• **Vastgelegde gegevens**
■ ■ ■ ■ ■ ■ ■

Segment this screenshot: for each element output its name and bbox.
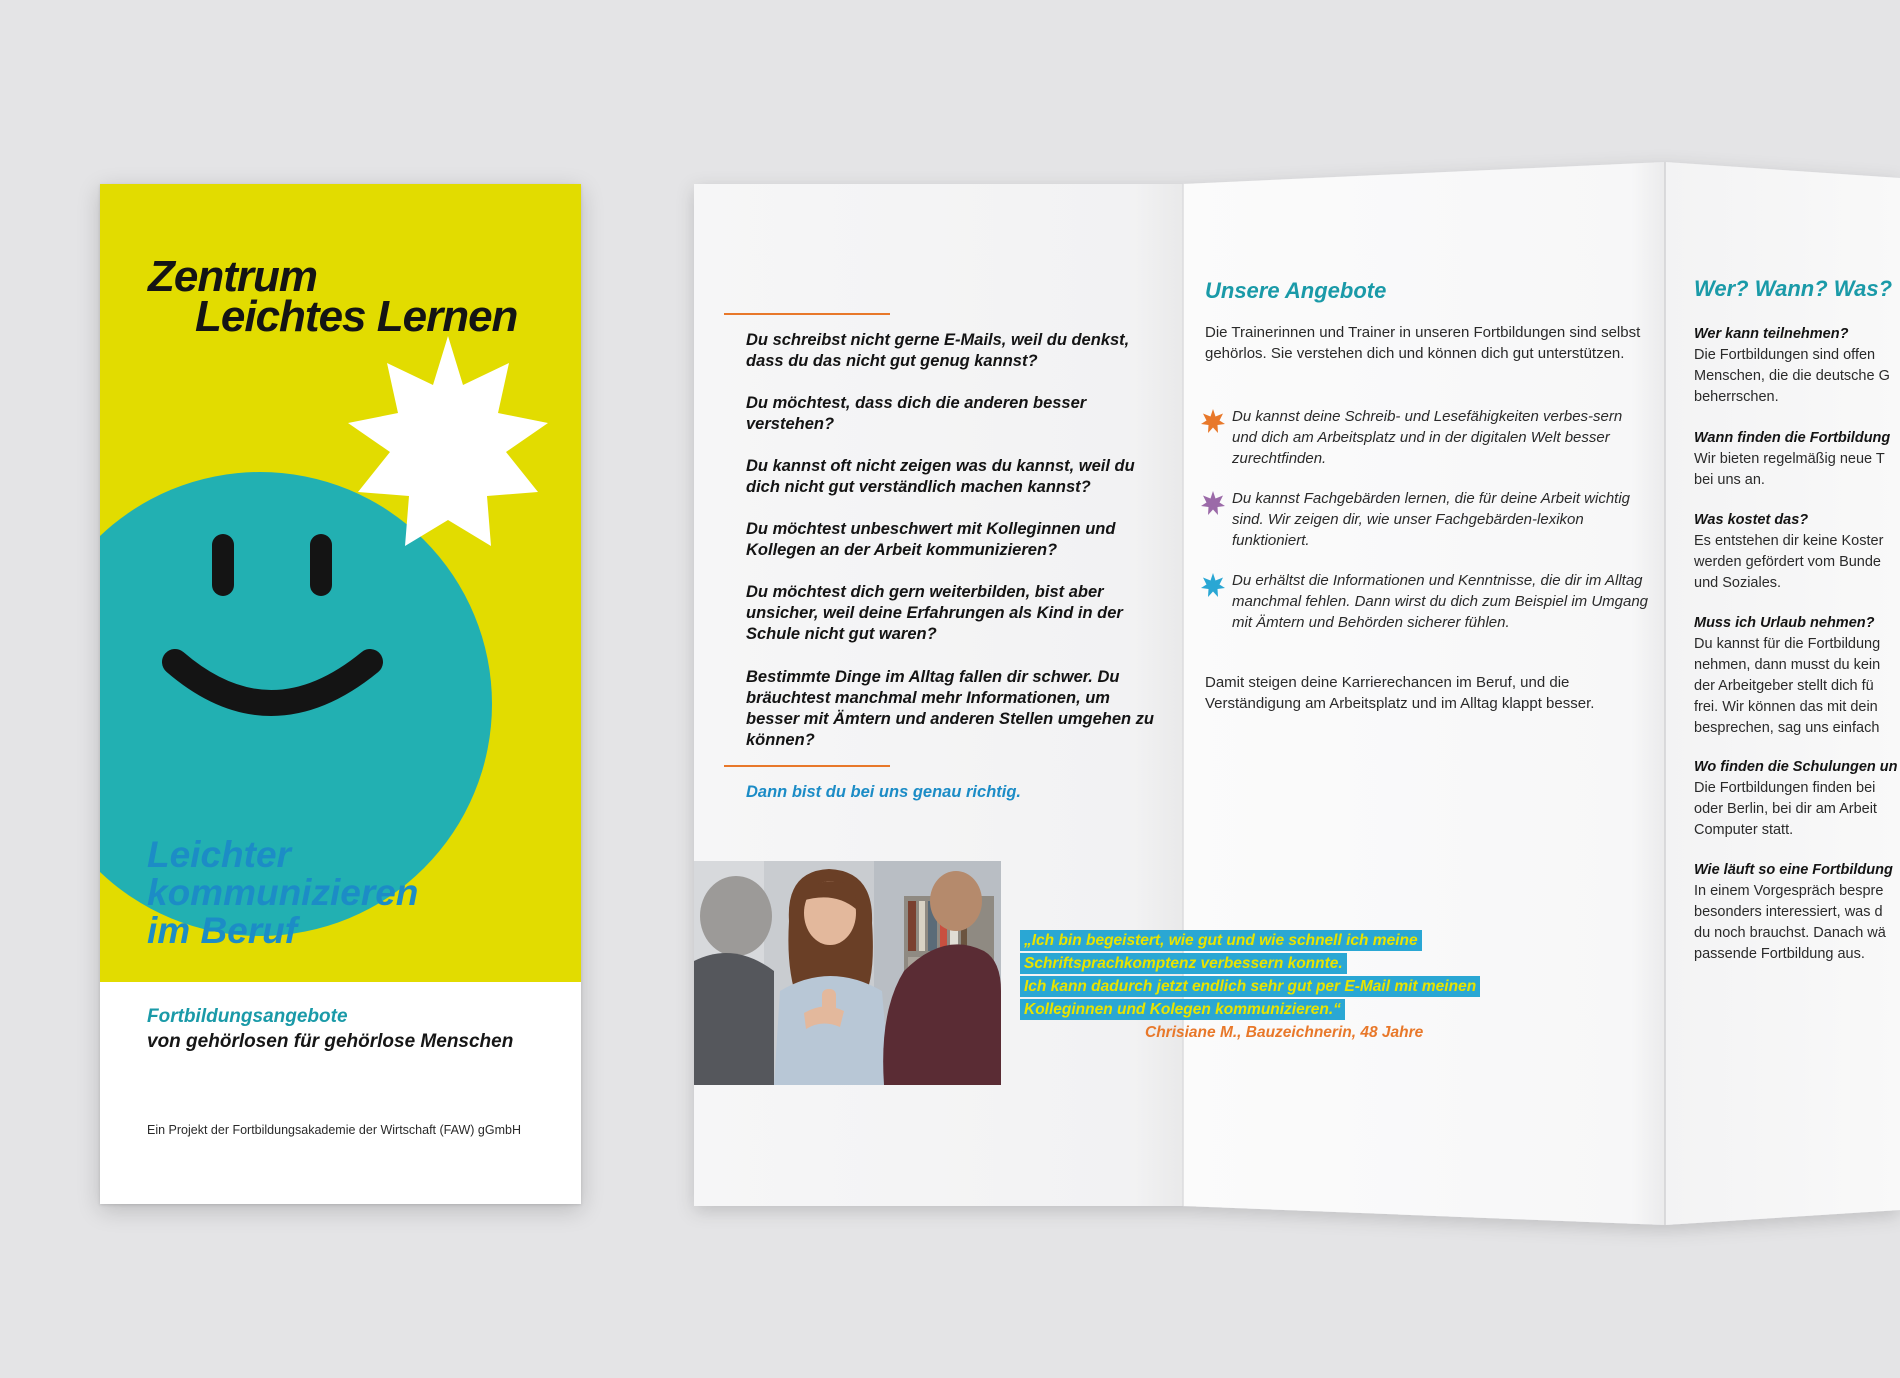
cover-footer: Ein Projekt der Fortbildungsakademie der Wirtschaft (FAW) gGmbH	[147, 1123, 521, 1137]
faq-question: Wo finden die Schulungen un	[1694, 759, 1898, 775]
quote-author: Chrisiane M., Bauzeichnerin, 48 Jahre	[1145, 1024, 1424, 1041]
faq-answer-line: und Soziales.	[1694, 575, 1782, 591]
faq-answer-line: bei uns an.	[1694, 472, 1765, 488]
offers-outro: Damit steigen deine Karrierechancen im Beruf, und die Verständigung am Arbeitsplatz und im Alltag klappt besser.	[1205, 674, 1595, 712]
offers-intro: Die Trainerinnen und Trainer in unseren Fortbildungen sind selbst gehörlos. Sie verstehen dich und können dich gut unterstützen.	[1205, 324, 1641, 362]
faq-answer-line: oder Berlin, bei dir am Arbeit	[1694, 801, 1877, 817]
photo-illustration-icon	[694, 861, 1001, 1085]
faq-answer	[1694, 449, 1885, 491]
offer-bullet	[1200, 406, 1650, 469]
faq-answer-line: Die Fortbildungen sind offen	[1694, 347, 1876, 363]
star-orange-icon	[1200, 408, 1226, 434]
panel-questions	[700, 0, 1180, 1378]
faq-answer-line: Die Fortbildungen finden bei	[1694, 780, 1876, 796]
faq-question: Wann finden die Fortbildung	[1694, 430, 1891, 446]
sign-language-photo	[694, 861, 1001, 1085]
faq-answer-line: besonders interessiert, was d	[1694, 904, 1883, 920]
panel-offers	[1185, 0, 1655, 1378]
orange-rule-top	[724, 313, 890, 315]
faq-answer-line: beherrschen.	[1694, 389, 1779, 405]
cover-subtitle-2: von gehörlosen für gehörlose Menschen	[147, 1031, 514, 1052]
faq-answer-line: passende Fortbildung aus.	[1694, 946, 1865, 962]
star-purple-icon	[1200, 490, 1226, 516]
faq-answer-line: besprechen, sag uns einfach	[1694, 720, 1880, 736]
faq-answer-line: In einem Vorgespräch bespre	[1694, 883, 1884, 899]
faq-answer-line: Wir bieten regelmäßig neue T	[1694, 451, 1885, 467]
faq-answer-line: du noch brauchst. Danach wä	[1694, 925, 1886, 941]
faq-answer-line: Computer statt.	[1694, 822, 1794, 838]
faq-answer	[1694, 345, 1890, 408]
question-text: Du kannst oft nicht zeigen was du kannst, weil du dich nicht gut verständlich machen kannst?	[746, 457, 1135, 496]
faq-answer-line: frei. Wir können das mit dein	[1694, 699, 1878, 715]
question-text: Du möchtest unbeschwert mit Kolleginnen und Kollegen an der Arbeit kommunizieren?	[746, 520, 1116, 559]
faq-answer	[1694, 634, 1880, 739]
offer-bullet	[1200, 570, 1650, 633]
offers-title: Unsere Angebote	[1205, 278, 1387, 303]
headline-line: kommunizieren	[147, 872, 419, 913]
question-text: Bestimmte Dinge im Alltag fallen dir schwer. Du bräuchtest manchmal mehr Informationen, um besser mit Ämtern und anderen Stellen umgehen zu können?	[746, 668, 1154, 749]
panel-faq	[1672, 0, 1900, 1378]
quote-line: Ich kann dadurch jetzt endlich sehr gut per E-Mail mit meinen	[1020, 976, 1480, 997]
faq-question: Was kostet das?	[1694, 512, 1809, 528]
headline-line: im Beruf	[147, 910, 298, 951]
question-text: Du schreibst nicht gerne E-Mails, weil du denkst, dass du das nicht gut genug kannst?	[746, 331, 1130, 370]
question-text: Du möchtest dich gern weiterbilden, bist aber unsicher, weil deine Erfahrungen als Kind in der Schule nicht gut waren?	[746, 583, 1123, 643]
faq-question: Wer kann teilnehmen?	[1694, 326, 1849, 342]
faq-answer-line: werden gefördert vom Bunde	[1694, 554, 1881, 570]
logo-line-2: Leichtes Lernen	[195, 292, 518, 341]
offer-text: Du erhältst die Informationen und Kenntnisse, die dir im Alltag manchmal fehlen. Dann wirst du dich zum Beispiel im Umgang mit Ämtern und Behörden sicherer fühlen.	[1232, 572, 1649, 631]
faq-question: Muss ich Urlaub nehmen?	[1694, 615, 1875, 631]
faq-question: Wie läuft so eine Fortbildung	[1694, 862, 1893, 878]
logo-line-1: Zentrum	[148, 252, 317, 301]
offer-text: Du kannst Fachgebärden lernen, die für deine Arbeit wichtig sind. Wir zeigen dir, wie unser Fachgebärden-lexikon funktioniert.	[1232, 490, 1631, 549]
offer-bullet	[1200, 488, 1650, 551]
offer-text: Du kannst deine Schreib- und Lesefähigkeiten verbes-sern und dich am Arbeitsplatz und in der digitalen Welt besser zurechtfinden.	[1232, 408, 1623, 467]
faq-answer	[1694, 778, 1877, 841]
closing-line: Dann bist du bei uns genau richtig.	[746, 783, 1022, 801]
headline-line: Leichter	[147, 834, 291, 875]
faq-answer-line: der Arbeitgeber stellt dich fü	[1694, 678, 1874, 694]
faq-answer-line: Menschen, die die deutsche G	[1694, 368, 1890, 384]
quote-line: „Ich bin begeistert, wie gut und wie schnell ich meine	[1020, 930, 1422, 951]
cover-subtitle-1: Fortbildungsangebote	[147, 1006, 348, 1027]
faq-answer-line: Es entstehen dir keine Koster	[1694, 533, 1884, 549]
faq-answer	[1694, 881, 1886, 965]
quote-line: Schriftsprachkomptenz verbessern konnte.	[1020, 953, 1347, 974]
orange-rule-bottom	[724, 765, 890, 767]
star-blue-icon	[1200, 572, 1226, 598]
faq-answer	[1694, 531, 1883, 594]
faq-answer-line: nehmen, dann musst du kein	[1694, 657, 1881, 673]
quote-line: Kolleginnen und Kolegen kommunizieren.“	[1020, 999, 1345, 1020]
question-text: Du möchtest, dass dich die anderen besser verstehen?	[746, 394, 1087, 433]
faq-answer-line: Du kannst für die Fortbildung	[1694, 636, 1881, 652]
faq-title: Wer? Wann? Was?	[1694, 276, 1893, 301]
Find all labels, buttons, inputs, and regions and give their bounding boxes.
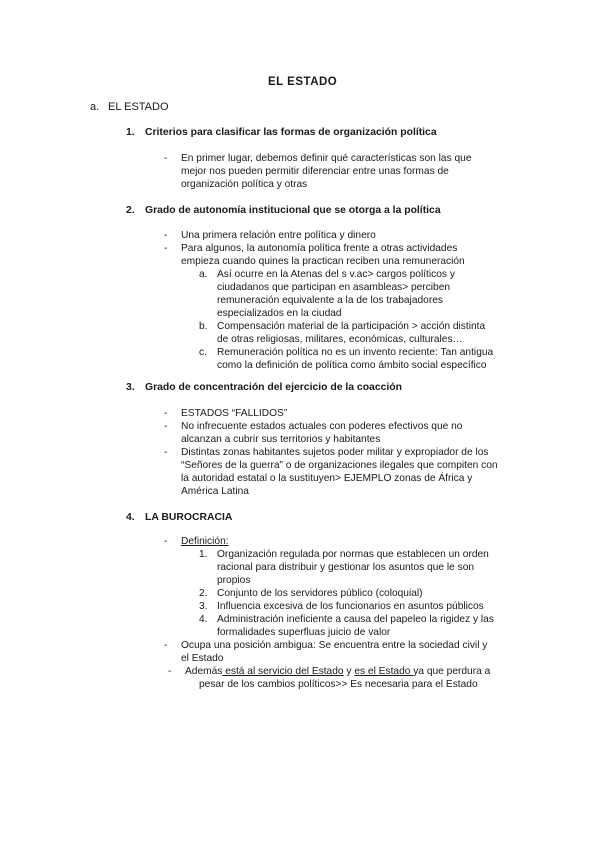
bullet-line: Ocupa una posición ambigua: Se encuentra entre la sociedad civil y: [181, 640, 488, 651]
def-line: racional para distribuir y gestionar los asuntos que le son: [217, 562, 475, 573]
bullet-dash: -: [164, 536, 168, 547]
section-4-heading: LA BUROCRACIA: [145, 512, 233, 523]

■ ■ ■ ■ ■ ■ ■

• **Details opgave**
Selecteer alle regels in de bovenstaande vermeldingen waarin het woord "Wann" voorkomt. Het onderscheid tussen hoofdletters en kleine letters telt mee.

• **Resultaat oefening**
faq-question: Wann finden die Fortbildung	[1694, 430, 1891, 446]
faq-title: Wer? Wann? Was?	[1694, 276, 1893, 301]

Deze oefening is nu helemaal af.